• [EXERCISE INSTRUCTIONS] Show, in full, each line of the data that contains "load".

Items from a figure collection
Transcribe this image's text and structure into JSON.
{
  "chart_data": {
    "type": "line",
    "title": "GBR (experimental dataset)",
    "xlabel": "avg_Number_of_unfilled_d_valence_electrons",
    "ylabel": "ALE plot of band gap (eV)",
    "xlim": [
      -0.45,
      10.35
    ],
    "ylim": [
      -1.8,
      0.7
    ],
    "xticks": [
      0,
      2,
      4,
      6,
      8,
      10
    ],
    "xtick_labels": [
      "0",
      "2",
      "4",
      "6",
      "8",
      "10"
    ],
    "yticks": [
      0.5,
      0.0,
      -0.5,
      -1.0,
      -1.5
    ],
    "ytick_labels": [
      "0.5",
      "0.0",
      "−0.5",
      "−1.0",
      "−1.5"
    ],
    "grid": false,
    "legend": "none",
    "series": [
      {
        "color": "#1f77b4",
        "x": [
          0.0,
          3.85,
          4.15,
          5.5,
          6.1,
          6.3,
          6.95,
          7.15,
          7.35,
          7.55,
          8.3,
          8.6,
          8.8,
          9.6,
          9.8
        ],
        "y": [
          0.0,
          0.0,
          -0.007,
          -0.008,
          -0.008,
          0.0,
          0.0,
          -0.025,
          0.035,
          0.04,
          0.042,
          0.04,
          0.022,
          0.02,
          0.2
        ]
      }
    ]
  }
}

--

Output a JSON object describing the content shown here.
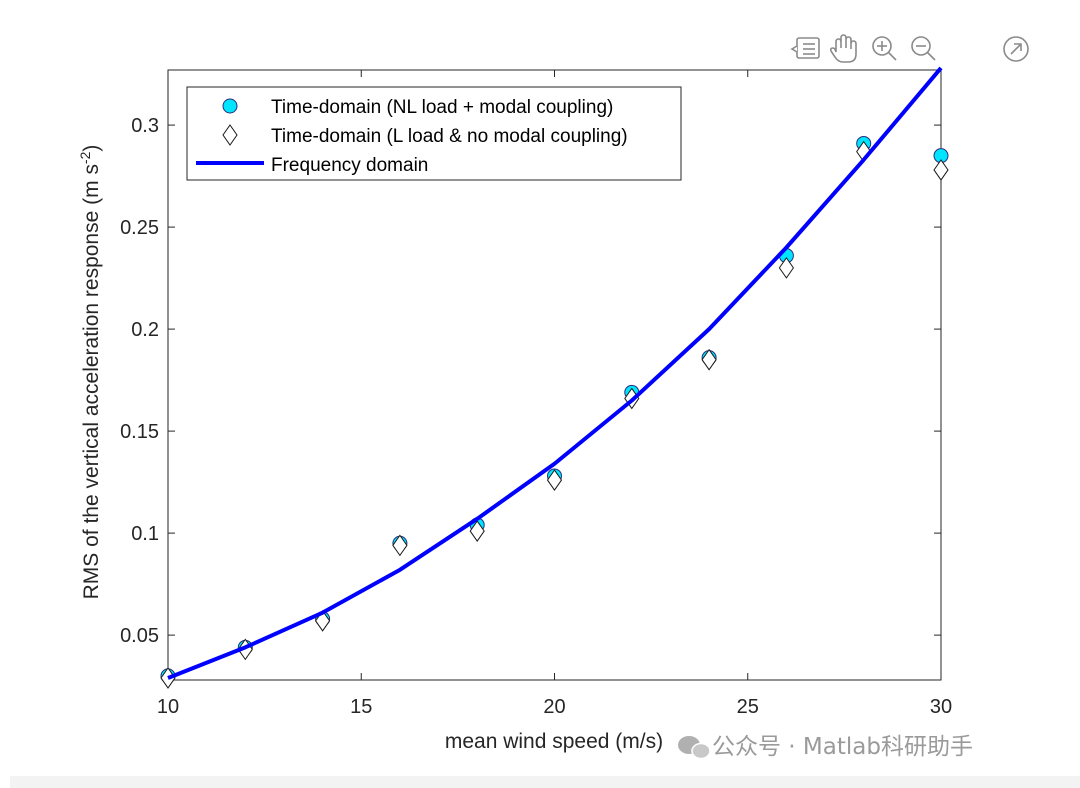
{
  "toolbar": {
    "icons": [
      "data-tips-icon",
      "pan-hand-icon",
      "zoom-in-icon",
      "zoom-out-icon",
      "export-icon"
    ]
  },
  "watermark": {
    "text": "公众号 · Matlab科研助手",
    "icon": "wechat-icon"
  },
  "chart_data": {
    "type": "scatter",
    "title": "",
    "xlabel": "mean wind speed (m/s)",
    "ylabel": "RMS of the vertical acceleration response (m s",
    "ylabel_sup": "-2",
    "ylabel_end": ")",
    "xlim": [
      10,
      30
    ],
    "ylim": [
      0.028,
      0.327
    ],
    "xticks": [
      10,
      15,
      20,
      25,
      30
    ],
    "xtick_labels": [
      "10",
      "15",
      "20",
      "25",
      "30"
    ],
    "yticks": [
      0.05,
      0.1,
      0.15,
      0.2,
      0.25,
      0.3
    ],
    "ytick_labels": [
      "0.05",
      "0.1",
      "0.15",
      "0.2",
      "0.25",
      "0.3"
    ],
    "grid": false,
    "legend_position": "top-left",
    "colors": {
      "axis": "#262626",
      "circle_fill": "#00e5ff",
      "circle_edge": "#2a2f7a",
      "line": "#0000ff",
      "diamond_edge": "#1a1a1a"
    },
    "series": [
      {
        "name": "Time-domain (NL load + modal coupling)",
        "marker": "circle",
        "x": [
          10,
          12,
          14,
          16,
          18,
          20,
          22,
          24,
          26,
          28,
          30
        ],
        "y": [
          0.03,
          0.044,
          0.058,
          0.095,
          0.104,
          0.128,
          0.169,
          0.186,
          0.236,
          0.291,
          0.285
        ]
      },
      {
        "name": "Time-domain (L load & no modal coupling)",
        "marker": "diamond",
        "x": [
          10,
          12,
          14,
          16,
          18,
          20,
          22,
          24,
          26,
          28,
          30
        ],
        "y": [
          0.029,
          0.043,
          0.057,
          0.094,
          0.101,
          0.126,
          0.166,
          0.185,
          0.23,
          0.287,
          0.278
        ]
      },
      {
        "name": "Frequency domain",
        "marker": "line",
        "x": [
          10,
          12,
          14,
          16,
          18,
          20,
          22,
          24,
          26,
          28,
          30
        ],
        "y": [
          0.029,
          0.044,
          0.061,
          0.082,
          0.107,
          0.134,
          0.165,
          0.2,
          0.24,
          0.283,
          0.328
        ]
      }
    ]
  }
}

...

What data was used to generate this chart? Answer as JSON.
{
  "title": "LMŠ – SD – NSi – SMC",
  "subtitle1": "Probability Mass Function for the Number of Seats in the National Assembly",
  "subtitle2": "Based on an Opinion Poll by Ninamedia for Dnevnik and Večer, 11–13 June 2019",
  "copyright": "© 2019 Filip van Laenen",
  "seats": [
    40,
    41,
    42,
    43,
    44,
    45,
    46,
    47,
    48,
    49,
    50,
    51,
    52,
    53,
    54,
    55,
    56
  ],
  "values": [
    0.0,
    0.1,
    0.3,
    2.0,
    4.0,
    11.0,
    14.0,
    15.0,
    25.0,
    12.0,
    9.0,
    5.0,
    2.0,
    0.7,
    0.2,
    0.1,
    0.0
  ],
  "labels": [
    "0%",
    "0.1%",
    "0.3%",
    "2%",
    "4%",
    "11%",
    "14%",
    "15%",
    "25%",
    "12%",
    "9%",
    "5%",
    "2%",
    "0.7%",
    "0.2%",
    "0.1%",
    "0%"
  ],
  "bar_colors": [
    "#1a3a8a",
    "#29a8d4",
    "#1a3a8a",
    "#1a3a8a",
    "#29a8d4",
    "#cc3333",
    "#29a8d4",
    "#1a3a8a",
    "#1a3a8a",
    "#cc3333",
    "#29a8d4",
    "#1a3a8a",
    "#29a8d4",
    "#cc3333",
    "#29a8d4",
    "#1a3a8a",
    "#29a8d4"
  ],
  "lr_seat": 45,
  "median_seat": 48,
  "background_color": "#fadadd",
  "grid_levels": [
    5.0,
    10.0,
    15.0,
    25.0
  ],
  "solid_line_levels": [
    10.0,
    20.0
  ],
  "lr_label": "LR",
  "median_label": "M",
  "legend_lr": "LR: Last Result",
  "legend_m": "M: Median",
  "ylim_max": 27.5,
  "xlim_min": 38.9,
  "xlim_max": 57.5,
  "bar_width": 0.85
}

• [RESULT]
        "name": "Time-domain (NL load + modal coupling)",
        "name": "Time-domain (L load & no modal coupling)",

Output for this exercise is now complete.